— BEGIN —

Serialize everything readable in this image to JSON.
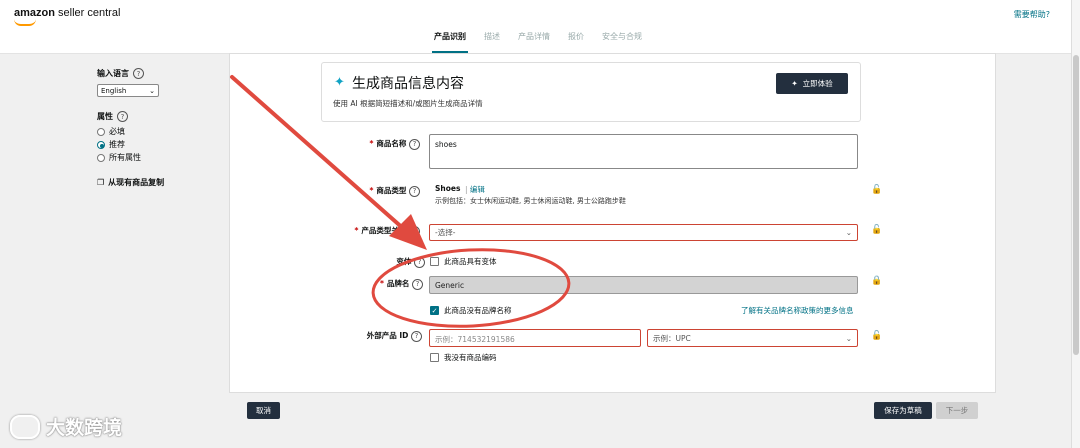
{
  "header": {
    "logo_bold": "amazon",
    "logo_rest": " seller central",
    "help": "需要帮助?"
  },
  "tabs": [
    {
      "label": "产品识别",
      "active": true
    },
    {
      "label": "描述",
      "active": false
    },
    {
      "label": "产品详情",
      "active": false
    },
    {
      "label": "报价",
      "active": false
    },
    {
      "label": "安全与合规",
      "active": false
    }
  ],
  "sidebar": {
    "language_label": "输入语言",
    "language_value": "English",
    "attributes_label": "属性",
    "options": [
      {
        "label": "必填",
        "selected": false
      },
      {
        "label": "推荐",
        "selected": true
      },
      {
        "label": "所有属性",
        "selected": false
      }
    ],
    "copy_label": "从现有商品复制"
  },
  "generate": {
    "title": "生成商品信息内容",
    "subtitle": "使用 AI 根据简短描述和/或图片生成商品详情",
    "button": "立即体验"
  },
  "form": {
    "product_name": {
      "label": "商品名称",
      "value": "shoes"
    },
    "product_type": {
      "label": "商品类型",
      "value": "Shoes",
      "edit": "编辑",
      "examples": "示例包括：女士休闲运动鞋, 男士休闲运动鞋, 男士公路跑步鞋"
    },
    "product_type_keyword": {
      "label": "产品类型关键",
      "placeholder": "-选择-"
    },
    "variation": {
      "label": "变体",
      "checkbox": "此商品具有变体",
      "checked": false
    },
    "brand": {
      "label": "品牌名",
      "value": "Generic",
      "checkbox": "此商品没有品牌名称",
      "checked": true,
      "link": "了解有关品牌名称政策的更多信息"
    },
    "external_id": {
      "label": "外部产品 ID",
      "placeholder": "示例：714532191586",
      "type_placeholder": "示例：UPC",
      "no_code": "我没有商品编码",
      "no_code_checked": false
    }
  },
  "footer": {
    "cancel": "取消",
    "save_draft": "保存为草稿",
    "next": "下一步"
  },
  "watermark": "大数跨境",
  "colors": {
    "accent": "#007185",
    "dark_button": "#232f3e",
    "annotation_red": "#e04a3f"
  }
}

— END —

Go through the listing above and quote it exactly, apart from its images.

• _Expected answer_:
Serialize everything readable in this image to JSON.
{
  "header": {
    "logo_bold": "amazon",
    "logo_rest": " seller central",
    "help": "需要帮助?"
  },
  "tabs": [
    {
      "label": "产品识别",
      "active": true
    },
    {
      "label": "描述",
      "active": false
    },
    {
      "label": "产品详情",
      "active": false
    },
    {
      "label": "报价",
      "active": false
    },
    {
      "label": "安全与合规",
      "active": false
    }
  ],
  "sidebar": {
    "language_label": "输入语言",
    "language_value": "English",
    "attributes_label": "属性",
    "options": [
      {
        "label": "必填",
        "selected": false
      },
      {
        "label": "推荐",
        "selected": true
      },
      {
        "label": "所有属性",
        "selected": false
      }
    ],
    "copy_label": "从现有商品复制"
  },
  "generate": {
    "title": "生成商品信息内容",
    "subtitle": "使用 AI 根据简短描述和/或图片生成商品详情",
    "button": "立即体验"
  },
  "form": {
    "product_name": {
      "label": "商品名称",
      "value": "shoes"
    },
    "product_type": {
      "label": "商品类型",
      "value": "Shoes",
      "edit": "编辑",
      "examples": "示例包括：女士休闲运动鞋, 男士休闲运动鞋, 男士公路跑步鞋"
    },
    "product_type_keyword": {
      "label": "产品类型关键",
      "placeholder": "-选择-"
    },
    "variation": {
      "label": "变体",
      "checkbox": "此商品具有变体",
      "checked": false
    },
    "brand": {
      "label": "品牌名",
      "value": "Generic",
      "checkbox": "此商品没有品牌名称",
      "checked": true,
      "link": "了解有关品牌名称政策的更多信息"
    },
    "external_id": {
      "label": "外部产品 ID",
      "placeholder": "示例：714532191586",
      "type_placeholder": "示例：UPC",
      "no_code": "我没有商品编码",
      "no_code_checked": false
    }
  },
  "footer": {
    "cancel": "取消",
    "save_draft": "保存为草稿",
    "next": "下一步"
  },
  "watermark": "大数跨境",
  "colors": {
    "accent": "#007185",
    "dark_button": "#232f3e",
    "annotation_red": "#e04a3f"
  }
}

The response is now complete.